===== DATASET ROWS

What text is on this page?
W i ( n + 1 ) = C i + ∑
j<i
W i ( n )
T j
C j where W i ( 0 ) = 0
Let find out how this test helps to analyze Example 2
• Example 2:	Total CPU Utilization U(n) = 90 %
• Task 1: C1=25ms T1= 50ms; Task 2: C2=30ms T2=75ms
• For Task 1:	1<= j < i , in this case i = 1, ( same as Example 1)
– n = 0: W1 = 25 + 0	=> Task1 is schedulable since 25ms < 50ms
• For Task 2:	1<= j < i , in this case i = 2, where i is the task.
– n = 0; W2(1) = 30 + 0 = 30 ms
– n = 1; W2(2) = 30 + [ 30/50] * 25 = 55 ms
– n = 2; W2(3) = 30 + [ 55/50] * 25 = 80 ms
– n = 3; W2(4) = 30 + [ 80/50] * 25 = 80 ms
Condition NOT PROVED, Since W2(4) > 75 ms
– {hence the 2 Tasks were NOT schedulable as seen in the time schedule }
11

==========
===== DATASET ROWS

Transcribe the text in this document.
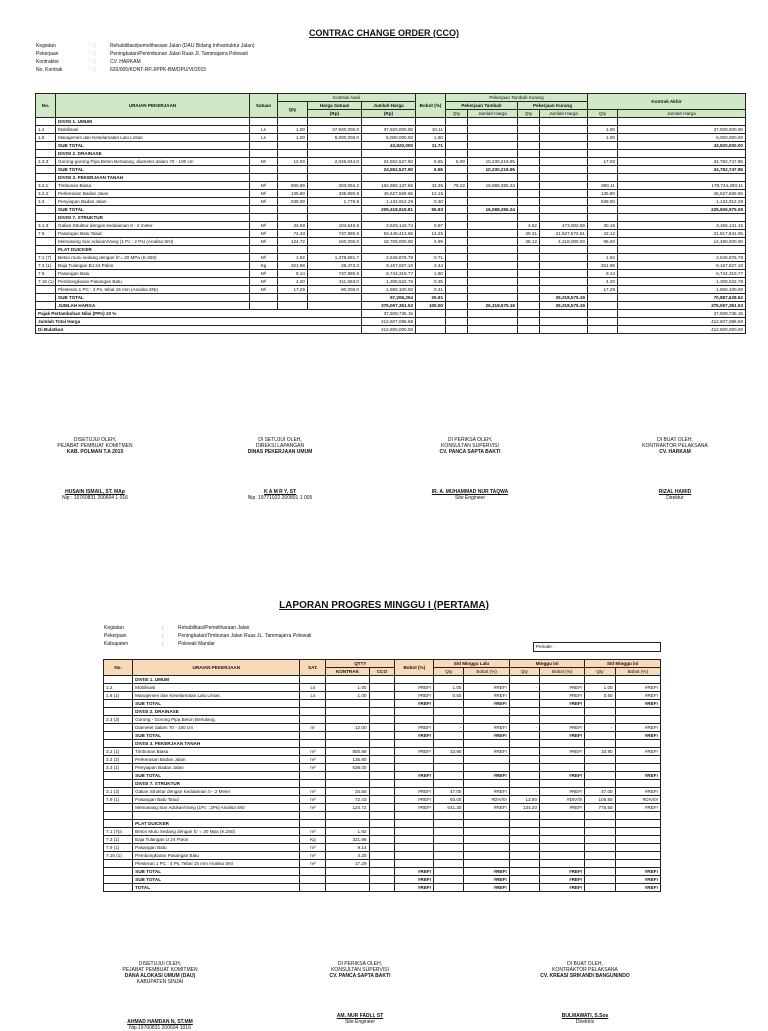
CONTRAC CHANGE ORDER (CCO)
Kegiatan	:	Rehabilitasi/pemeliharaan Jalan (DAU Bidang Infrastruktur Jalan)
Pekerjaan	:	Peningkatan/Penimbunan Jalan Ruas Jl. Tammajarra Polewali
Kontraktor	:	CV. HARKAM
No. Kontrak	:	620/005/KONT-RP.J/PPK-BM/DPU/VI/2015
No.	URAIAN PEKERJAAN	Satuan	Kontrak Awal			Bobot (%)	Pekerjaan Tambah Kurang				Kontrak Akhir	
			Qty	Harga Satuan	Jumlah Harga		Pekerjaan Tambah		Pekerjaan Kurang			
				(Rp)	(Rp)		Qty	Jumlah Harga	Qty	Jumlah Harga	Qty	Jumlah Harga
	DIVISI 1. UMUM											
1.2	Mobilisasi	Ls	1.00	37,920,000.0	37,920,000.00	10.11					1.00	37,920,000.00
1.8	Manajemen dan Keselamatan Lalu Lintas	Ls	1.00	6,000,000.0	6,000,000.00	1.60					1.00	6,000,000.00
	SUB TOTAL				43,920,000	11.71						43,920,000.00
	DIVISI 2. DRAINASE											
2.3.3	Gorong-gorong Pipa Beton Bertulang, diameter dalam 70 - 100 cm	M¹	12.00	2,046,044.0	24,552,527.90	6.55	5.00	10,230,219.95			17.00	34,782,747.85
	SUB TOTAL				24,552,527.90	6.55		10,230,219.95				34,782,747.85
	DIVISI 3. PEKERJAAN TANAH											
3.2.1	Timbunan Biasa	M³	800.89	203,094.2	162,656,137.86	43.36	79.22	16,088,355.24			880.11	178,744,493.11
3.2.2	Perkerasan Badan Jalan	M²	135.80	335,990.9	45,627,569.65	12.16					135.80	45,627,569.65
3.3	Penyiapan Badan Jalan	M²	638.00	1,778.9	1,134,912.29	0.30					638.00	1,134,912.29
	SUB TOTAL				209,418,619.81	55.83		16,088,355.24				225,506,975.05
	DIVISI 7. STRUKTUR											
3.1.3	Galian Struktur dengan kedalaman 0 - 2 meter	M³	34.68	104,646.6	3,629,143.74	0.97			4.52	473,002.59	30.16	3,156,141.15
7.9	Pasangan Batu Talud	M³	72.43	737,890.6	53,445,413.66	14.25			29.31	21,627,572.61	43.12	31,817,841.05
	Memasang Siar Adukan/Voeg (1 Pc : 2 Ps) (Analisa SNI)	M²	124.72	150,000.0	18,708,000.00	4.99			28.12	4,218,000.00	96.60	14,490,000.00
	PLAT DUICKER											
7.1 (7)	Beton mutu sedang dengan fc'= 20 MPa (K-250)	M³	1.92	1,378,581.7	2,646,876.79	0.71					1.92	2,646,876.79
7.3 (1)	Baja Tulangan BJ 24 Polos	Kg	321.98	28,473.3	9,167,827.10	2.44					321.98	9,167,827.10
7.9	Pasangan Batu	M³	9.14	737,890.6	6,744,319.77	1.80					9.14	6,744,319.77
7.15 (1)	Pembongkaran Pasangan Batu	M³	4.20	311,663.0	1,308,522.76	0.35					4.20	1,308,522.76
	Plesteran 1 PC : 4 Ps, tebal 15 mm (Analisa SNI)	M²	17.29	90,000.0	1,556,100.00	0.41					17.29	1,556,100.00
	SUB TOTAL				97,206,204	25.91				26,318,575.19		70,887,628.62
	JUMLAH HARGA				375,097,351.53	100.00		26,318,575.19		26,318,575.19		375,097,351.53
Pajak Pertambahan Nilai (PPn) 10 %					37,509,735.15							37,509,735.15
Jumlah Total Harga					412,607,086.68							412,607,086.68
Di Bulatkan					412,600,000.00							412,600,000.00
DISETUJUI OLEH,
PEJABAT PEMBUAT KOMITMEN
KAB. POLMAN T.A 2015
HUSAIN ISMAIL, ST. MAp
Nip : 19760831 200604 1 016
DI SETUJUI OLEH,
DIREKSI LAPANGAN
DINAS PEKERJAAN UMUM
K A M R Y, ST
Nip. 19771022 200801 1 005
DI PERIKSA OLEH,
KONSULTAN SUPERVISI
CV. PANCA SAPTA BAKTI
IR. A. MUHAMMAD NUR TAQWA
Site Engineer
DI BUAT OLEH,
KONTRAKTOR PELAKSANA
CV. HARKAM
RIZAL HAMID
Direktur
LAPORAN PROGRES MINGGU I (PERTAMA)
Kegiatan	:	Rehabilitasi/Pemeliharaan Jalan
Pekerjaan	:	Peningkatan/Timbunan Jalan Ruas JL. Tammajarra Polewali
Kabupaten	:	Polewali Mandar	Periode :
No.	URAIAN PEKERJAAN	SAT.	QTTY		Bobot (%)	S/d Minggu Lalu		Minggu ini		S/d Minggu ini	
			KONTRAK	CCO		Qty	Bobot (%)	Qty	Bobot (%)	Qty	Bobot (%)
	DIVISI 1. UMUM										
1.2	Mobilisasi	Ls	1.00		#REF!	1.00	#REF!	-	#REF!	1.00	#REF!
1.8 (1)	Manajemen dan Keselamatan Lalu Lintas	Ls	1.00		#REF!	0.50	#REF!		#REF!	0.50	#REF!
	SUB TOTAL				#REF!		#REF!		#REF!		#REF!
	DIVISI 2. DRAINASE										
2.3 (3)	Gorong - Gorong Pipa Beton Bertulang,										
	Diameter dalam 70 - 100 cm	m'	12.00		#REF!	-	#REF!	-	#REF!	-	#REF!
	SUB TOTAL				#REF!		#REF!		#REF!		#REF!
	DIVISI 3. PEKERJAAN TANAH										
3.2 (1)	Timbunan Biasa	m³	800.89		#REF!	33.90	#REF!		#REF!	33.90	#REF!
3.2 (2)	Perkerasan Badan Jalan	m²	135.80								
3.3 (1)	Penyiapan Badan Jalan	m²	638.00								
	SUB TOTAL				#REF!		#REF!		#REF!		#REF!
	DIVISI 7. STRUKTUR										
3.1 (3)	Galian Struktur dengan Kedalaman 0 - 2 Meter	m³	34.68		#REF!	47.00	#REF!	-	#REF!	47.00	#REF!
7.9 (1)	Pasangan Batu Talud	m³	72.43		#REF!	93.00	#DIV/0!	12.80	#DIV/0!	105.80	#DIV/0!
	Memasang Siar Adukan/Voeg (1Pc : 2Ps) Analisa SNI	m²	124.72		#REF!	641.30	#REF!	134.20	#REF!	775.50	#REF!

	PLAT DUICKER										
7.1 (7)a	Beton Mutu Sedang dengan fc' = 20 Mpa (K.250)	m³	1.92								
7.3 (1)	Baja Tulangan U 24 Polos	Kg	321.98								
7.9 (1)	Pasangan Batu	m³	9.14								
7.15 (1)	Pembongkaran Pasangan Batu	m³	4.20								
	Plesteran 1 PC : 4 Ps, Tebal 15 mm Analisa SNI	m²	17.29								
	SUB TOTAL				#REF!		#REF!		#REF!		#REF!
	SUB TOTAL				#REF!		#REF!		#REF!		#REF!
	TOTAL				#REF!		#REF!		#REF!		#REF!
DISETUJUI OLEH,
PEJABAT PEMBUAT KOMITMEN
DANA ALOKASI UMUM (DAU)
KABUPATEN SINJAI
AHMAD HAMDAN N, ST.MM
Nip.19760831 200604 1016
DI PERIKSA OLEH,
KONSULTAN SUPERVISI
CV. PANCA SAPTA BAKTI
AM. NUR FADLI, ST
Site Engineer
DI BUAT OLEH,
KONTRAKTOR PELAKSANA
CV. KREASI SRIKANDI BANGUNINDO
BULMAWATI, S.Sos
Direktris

==========

◆ **YOUR GOAL**:
How many lines of these entries contain the string "Lintas"? Reply with the number alone.

◆ **RESPONSE TO THE EXERCISE**:
2